Problem to work on:
Locate the lines of the listing below that hold "JSON", then copy each of them.

====== Task material ======

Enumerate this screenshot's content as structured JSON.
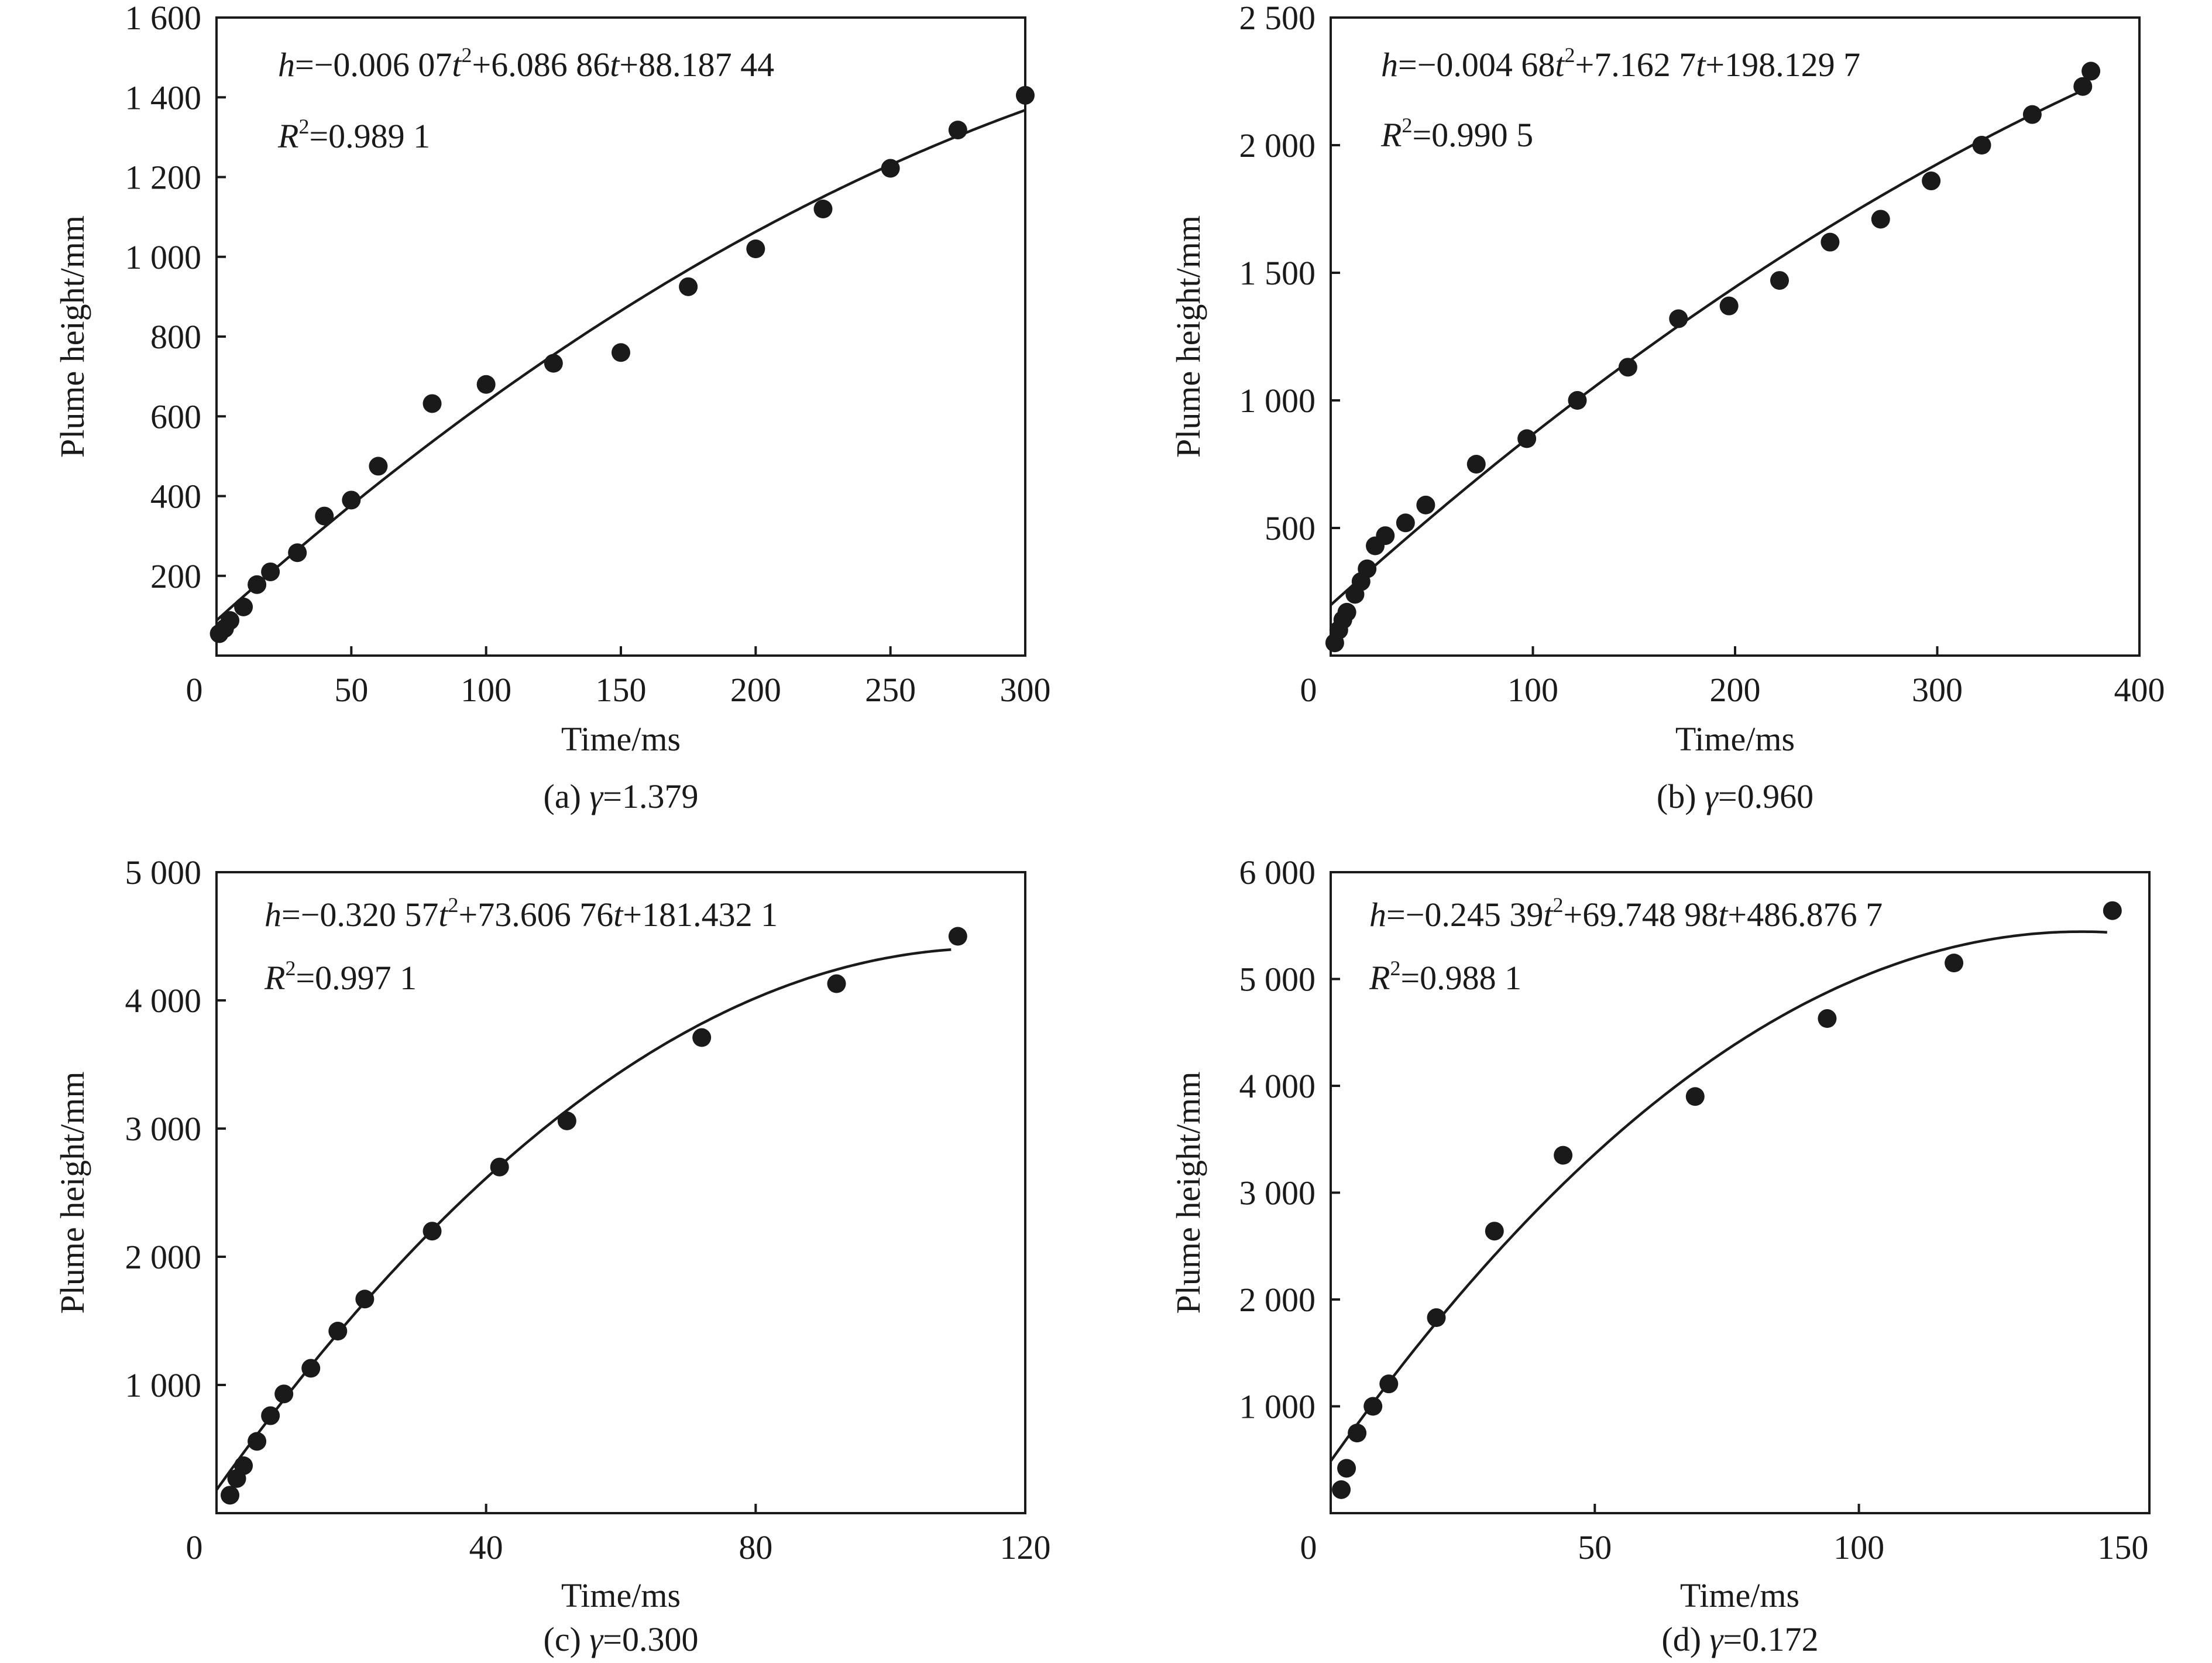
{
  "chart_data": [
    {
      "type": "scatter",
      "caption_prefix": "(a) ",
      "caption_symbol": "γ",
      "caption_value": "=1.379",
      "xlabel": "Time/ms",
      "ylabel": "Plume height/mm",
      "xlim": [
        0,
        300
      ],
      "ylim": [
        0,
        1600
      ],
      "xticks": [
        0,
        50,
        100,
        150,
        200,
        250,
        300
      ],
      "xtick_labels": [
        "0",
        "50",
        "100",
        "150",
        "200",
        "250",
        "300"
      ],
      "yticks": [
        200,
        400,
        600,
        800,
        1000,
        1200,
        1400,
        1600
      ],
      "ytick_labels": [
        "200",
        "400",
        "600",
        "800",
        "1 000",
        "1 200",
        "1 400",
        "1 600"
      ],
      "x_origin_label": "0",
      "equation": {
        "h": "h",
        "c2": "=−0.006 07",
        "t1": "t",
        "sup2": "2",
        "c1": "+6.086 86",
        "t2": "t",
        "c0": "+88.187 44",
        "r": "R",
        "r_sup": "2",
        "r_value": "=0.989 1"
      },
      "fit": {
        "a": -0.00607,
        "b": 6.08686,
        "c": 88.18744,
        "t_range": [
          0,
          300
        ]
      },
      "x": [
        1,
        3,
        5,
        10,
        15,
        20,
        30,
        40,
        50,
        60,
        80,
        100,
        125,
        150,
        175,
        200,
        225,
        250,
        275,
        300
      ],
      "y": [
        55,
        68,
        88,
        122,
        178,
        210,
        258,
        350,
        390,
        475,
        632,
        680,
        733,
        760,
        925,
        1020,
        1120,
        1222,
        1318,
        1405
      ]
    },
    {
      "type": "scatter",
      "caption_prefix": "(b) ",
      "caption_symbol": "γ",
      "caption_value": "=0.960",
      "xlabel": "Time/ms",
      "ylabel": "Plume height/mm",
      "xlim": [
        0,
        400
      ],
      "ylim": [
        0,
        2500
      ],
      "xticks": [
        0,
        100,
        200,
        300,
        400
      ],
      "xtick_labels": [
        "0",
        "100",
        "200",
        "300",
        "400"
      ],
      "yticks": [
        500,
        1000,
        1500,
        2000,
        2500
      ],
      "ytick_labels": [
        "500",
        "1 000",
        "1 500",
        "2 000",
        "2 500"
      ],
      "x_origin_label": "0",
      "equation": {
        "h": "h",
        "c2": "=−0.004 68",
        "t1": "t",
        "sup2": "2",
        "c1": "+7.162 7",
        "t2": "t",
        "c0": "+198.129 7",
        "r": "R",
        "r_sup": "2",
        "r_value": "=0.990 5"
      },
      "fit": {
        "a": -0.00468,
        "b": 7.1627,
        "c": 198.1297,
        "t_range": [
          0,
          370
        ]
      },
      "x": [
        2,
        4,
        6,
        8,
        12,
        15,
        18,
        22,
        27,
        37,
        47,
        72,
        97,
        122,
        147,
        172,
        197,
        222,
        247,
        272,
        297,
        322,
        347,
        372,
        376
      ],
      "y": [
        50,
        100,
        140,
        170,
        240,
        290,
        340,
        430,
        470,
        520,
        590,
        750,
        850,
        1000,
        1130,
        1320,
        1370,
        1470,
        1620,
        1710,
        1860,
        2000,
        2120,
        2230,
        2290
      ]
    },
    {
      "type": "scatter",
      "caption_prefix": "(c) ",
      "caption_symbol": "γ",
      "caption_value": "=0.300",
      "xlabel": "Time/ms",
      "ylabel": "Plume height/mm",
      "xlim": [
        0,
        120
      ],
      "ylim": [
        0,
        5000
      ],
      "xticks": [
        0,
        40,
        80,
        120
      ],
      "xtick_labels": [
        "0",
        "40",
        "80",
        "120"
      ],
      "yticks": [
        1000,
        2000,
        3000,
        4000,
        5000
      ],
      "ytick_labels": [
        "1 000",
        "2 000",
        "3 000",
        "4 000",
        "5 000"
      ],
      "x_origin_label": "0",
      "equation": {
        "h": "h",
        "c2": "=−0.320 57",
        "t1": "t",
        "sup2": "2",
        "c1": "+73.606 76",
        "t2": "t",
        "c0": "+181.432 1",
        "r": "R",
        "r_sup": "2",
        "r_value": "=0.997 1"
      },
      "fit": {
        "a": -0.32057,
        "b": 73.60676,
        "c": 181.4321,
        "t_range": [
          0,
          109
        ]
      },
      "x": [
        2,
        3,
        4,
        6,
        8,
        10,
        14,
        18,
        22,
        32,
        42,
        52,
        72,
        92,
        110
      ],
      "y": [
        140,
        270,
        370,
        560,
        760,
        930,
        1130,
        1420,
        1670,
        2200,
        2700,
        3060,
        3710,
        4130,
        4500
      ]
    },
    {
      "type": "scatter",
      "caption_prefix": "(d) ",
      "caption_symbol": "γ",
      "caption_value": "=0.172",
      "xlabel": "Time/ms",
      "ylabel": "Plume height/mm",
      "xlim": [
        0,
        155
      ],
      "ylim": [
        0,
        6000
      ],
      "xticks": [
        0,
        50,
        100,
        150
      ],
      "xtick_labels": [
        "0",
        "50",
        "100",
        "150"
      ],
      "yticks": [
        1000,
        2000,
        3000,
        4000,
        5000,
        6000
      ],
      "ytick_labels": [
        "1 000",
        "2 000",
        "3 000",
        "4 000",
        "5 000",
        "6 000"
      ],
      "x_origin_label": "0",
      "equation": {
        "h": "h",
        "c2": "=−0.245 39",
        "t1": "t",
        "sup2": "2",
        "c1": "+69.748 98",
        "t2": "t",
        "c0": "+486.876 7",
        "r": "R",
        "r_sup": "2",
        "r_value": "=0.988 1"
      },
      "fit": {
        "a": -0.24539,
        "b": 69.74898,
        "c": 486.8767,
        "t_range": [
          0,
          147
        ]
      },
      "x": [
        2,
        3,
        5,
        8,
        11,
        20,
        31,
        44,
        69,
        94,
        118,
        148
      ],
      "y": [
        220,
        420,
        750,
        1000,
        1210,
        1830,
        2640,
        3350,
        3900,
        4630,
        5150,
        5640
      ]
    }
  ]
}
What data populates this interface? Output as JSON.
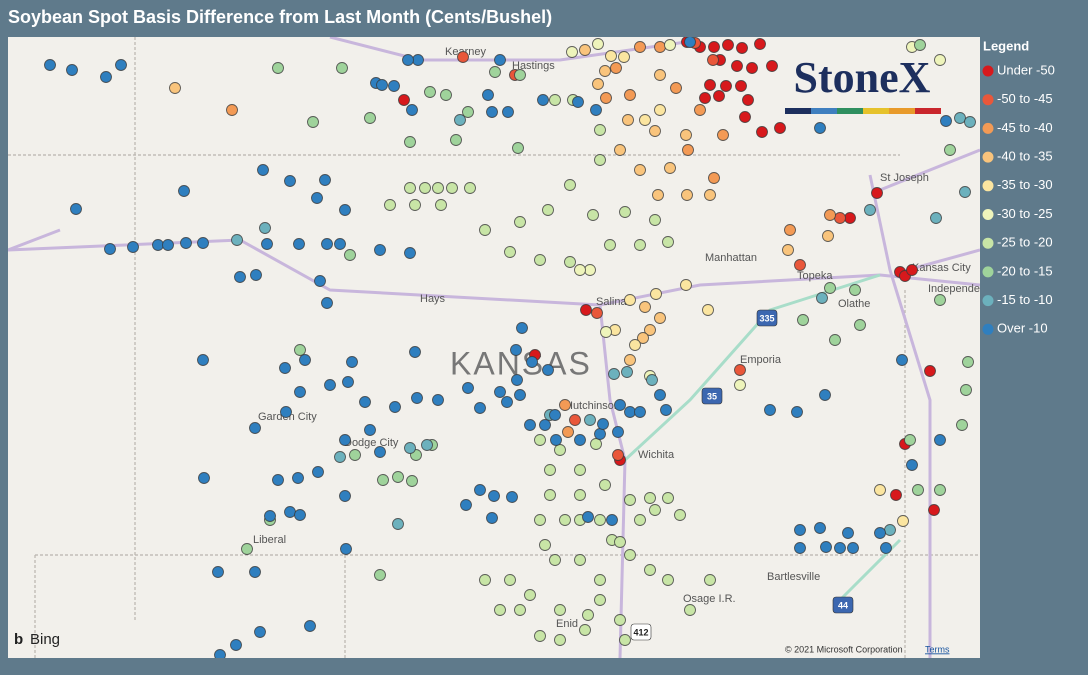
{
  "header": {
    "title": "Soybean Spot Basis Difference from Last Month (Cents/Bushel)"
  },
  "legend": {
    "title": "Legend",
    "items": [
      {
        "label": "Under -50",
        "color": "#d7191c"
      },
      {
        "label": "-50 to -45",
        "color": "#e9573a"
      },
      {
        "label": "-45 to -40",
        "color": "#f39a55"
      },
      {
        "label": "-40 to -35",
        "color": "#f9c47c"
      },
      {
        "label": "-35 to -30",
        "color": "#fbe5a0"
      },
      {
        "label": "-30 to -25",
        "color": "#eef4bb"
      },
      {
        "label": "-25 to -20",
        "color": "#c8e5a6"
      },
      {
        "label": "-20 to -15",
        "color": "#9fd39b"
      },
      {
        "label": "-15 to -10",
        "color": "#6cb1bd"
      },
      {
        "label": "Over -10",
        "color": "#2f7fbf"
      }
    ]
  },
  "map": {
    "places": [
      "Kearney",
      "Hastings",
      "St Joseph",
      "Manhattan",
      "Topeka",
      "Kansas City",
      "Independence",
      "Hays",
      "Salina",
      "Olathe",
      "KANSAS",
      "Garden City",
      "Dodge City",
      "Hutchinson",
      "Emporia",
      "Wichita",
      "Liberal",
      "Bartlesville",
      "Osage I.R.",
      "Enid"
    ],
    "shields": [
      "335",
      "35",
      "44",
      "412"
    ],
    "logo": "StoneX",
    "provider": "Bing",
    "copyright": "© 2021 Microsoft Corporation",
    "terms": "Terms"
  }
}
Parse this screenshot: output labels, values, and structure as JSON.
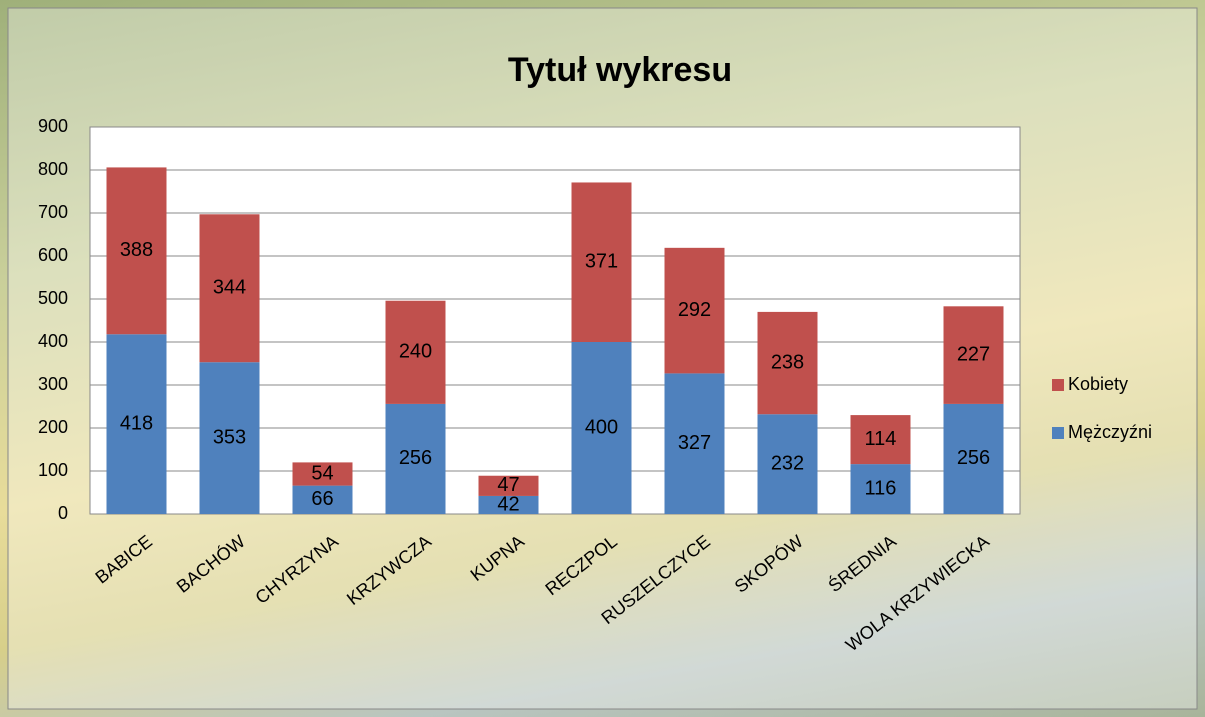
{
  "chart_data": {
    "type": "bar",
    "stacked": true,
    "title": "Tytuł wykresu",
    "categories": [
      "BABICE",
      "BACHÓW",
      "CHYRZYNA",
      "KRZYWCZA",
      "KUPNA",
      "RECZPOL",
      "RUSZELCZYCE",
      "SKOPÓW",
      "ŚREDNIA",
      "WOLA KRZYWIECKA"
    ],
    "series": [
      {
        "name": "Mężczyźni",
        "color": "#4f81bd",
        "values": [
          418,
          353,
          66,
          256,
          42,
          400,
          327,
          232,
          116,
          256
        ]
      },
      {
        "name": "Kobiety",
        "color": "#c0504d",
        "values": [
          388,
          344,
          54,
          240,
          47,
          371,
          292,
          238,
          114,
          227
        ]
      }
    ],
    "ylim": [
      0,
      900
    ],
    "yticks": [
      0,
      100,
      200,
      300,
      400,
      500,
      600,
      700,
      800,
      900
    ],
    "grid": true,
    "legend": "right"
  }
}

======

Response for this exercise:
Enumerate this screenshot's content as structured JSON.
What data populates this interface? Output as JSON.
Parse this screenshot: output labels, values, and structure as JSON.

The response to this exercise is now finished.